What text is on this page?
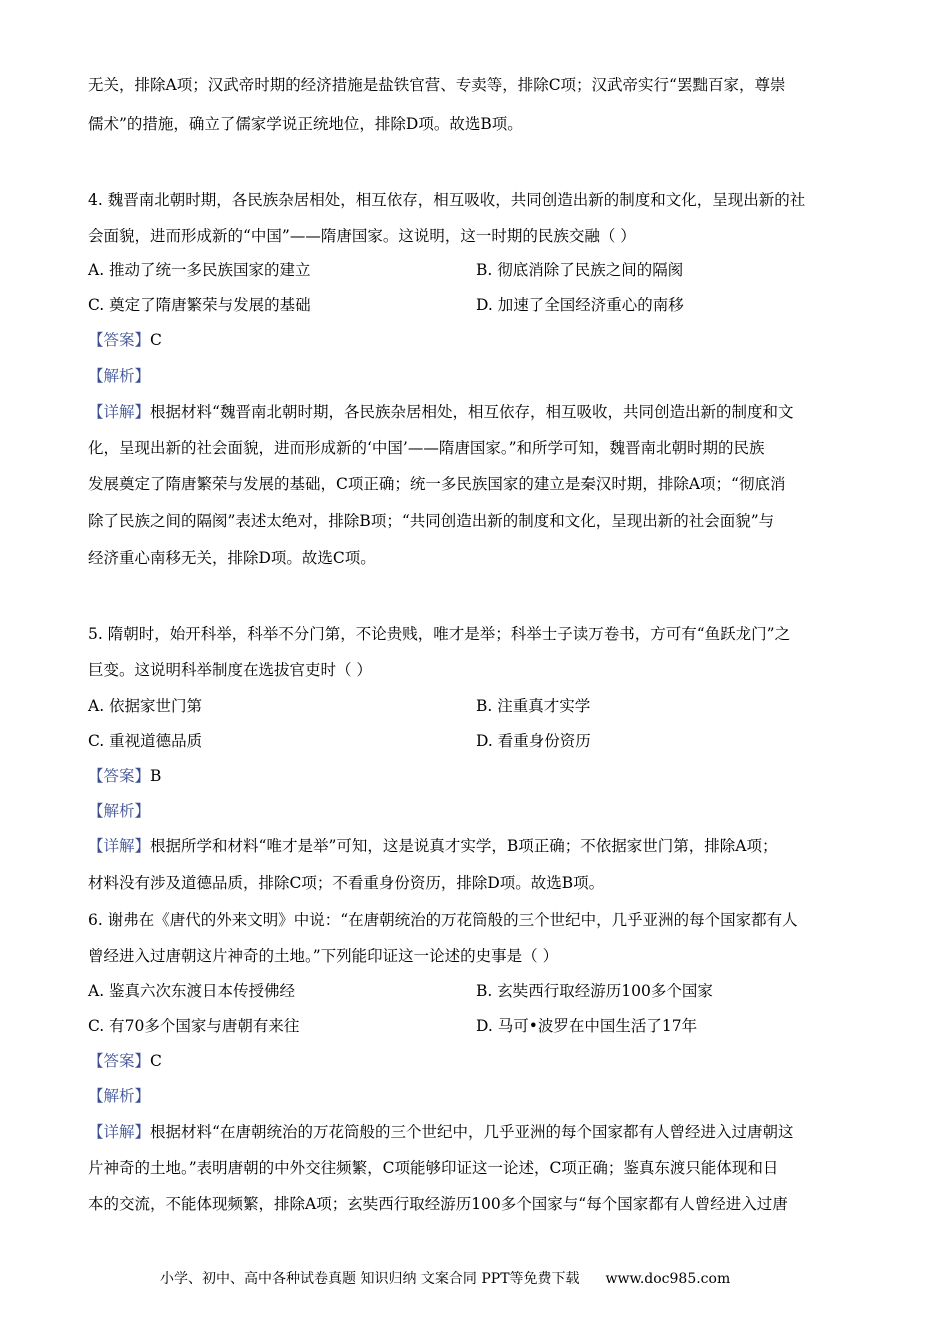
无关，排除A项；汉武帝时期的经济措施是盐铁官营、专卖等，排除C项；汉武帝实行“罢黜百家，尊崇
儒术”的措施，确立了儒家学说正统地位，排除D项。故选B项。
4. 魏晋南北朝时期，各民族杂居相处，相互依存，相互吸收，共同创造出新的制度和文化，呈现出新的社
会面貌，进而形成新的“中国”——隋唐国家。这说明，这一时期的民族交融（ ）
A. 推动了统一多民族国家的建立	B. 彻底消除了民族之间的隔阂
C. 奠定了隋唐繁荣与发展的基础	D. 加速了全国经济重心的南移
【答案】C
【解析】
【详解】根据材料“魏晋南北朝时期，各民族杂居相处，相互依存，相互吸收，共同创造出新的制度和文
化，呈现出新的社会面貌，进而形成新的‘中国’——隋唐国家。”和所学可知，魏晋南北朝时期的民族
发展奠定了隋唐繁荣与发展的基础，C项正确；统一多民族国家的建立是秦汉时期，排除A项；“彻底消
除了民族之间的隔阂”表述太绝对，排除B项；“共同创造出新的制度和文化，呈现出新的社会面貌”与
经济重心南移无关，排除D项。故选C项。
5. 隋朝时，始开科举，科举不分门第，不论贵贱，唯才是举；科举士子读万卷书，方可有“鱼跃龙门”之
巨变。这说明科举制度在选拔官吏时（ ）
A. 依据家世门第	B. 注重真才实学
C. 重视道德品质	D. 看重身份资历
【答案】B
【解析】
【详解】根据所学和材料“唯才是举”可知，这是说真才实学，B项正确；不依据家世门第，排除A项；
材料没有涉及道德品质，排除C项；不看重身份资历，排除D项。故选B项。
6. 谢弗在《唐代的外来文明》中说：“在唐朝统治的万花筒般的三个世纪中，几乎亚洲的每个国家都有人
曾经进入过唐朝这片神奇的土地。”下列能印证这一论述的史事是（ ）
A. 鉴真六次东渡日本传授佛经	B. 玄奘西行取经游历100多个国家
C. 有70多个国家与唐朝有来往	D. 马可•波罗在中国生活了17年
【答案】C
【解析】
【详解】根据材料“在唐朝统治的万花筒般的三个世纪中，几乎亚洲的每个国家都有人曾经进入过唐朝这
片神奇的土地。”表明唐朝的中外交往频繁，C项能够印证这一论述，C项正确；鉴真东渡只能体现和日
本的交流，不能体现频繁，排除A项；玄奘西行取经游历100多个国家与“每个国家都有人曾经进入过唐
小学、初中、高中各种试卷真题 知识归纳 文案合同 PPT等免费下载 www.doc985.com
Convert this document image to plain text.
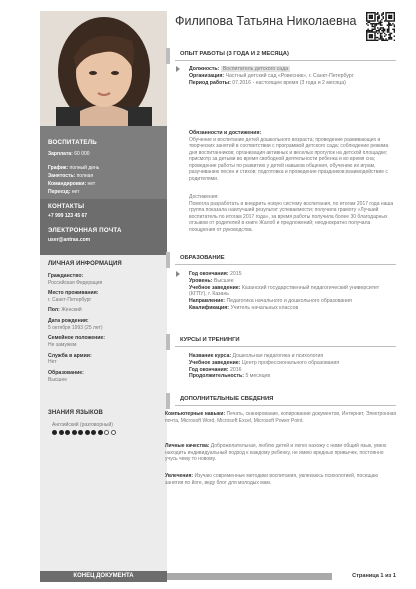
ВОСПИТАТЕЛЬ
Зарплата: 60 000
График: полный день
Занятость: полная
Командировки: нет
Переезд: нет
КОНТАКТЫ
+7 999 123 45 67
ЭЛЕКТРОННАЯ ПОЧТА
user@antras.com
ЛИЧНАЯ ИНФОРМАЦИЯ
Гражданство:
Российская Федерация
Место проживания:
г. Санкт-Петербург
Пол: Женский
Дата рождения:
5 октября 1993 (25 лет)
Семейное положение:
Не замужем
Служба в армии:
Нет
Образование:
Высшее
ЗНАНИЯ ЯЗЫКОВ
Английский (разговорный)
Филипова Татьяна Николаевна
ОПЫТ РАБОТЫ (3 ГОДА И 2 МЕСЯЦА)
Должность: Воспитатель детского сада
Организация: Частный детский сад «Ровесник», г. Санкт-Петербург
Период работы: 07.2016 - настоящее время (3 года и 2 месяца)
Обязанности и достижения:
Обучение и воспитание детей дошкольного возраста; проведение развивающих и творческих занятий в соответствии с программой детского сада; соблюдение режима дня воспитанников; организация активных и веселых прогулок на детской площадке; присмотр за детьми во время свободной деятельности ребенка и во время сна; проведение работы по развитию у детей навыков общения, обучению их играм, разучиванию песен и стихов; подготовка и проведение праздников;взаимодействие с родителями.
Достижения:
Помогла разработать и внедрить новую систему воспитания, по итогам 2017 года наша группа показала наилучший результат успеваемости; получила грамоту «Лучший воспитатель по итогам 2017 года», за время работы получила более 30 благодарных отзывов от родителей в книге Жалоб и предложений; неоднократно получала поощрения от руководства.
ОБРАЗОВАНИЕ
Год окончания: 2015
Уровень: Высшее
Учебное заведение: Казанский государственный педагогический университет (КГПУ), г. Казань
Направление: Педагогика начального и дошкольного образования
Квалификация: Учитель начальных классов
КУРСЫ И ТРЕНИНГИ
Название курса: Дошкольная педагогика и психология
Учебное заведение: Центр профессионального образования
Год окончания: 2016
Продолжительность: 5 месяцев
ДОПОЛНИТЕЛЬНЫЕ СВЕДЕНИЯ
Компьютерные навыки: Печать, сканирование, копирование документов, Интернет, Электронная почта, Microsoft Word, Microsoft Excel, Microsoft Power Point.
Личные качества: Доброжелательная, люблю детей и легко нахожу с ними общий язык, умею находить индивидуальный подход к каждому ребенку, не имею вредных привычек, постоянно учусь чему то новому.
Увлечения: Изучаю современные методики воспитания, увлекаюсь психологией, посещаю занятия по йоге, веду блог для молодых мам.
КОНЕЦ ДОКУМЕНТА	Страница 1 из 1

> _TASK STATEMENT_
Give back every line exactly as it stands, pictures excluded.

> _COMPLETE RESPONSE_
What text is on this page?
无关，排除A项；汉武帝时期的经济措施是盐铁官营、专卖等，排除C项；汉武帝实行“罢黜百家，尊崇
儒术”的措施，确立了儒家学说正统地位，排除D项。故选B项。
4. 魏晋南北朝时期，各民族杂居相处，相互依存，相互吸收，共同创造出新的制度和文化，呈现出新的社
会面貌，进而形成新的“中国”——隋唐国家。这说明，这一时期的民族交融（ ）
A. 推动了统一多民族国家的建立	B. 彻底消除了民族之间的隔阂
C. 奠定了隋唐繁荣与发展的基础	D. 加速了全国经济重心的南移
【答案】C
【解析】
【详解】根据材料“魏晋南北朝时期，各民族杂居相处，相互依存，相互吸收，共同创造出新的制度和文
化，呈现出新的社会面貌，进而形成新的‘中国’——隋唐国家。”和所学可知，魏晋南北朝时期的民族
发展奠定了隋唐繁荣与发展的基础，C项正确；统一多民族国家的建立是秦汉时期，排除A项；“彻底消
除了民族之间的隔阂”表述太绝对，排除B项；“共同创造出新的制度和文化，呈现出新的社会面貌”与
经济重心南移无关，排除D项。故选C项。
5. 隋朝时，始开科举，科举不分门第，不论贵贱，唯才是举；科举士子读万卷书，方可有“鱼跃龙门”之
巨变。这说明科举制度在选拔官吏时（ ）
A. 依据家世门第	B. 注重真才实学
C. 重视道德品质	D. 看重身份资历
【答案】B
【解析】
【详解】根据所学和材料“唯才是举”可知，这是说真才实学，B项正确；不依据家世门第，排除A项；
材料没有涉及道德品质，排除C项；不看重身份资历，排除D项。故选B项。
6. 谢弗在《唐代的外来文明》中说：“在唐朝统治的万花筒般的三个世纪中，几乎亚洲的每个国家都有人
曾经进入过唐朝这片神奇的土地。”下列能印证这一论述的史事是（ ）
A. 鉴真六次东渡日本传授佛经	B. 玄奘西行取经游历100多个国家
C. 有70多个国家与唐朝有来往	D. 马可•波罗在中国生活了17年
【答案】C
【解析】
【详解】根据材料“在唐朝统治的万花筒般的三个世纪中，几乎亚洲的每个国家都有人曾经进入过唐朝这
片神奇的土地。”表明唐朝的中外交往频繁，C项能够印证这一论述，C项正确；鉴真东渡只能体现和日
本的交流，不能体现频繁，排除A项；玄奘西行取经游历100多个国家与“每个国家都有人曾经进入过唐
小学、初中、高中各种试卷真题 知识归纳 文案合同 PPT等免费下载 www.doc985.com
Convert this document image to plain text.
ВОСПИТАТЕЛЬ
Зарплата: 60 000
График: полный день
Занятость: полная
Командировки: нет
Переезд: нет
КОНТАКТЫ
+7 999 123 45 67
ЭЛЕКТРОННАЯ ПОЧТА
user@antras.com
ЛИЧНАЯ ИНФОРМАЦИЯ
Гражданство:
Российская Федерация
Место проживания:
г. Санкт-Петербург
Пол: Женский
Дата рождения:
5 октября 1993 (25 лет)
Семейное положение:
Не замужем
Служба в армии:
Нет
Образование:
Высшее
ЗНАНИЯ ЯЗЫКОВ
Английский (разговорный)
Филипова Татьяна Николаевна
ОПЫТ РАБОТЫ (3 ГОДА И 2 МЕСЯЦА)
Должность: Воспитатель детского сада
Организация: Частный детский сад «Ровесник», г. Санкт-Петербург
Период работы: 07.2016 - настоящее время (3 года и 2 месяца)
Обязанности и достижения:
Обучение и воспитание детей дошкольного возраста; проведение развивающих и творческих занятий в соответствии с программой детского сада; соблюдение режима дня воспитанников; организация активных и веселых прогулок на детской площадке; присмотр за детьми во время свободной деятельности ребенка и во время сна; проведение работы по развитию у детей навыков общения, обучению их играм, разучиванию песен и стихов; подготовка и проведение праздников;взаимодействие с родителями.
Достижения:
Помогла разработать и внедрить новую систему воспитания, по итогам 2017 года наша группа показала наилучший результат успеваемости; получила грамоту «Лучший воспитатель по итогам 2017 года», за время работы получила более 30 благодарных отзывов от родителей в книге Жалоб и предложений; неоднократно получала поощрения от руководства.
ОБРАЗОВАНИЕ
Год окончания: 2015
Уровень: Высшее
Учебное заведение: Казанский государственный педагогический университет (КГПУ), г. Казань
Направление: Педагогика начального и дошкольного образования
Квалификация: Учитель начальных классов
КУРСЫ И ТРЕНИНГИ
Название курса: Дошкольная педагогика и психология
Учебное заведение: Центр профессионального образования
Год окончания: 2016
Продолжительность: 5 месяцев
ДОПОЛНИТЕЛЬНЫЕ СВЕДЕНИЯ
Компьютерные навыки: Печать, сканирование, копирование документов, Интернет, Электронная почта, Microsoft Word, Microsoft Excel, Microsoft Power Point.
Личные качества: Доброжелательная, люблю детей и легко нахожу с ними общий язык, умею находить индивидуальный подход к каждому ребенку, не имею вредных привычек, постоянно учусь чему то новому.
Увлечения: Изучаю современные методики воспитания, увлекаюсь психологией, посещаю занятия по йоге, веду блог для молодых мам.
КОНЕЦ ДОКУМЕНТА	Страница 1 из 1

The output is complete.